WHAT YOU HAVE TO DO → Print each of the entries exactly, leaving nothing out.

RECORDS TO USE →

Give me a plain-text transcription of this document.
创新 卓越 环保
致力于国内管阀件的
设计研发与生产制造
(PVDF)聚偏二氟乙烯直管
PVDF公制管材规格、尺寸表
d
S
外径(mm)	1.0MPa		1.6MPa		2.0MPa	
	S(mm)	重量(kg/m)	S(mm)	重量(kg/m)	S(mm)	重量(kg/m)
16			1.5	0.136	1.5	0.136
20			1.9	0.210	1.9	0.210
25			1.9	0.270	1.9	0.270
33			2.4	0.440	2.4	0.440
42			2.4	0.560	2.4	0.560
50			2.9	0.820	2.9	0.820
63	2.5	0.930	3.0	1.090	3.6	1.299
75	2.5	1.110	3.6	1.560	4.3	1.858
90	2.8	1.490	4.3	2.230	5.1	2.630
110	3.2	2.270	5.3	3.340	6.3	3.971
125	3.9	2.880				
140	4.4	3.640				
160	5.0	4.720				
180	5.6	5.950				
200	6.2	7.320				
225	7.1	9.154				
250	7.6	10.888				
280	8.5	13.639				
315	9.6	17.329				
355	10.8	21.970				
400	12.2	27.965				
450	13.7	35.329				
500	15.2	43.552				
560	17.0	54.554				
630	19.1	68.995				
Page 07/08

FULL RESPONSE →
Give me a plain-text transcription of this document.
创新 卓越 环保
致力于国内管阀件的
设计研发与生产制造
(PVDF)聚偏二氟乙烯直管
PVDF公制管材规格、尺寸表
d
S
外径(mm)	1.0MPa		1.6MPa		2.0MPa	
	S(mm)	重量(kg/m)	S(mm)	重量(kg/m)	S(mm)	重量(kg/m)
16			1.5	0.136	1.5	0.136
20			1.9	0.210	1.9	0.210
25			1.9	0.270	1.9	0.270
33			2.4	0.440	2.4	0.440
42			2.4	0.560	2.4	0.560
50			2.9	0.820	2.9	0.820
63	2.5	0.930	3.0	1.090	3.6	1.299
75	2.5	1.110	3.6	1.560	4.3	1.858
90	2.8	1.490	4.3	2.230	5.1	2.630
110	3.2	2.270	5.3	3.340	6.3	3.971
125	3.9	2.880				
140	4.4	3.640				
160	5.0	4.720				
180	5.6	5.950				
200	6.2	7.320				
225	7.1	9.154				
250	7.6	10.888				
280	8.5	13.639				
315	9.6	17.329				
355	10.8	21.970				
400	12.2	27.965				
450	13.7	35.329				
500	15.2	43.552				
560	17.0	54.554				
630	19.1	68.995				
Page 07/08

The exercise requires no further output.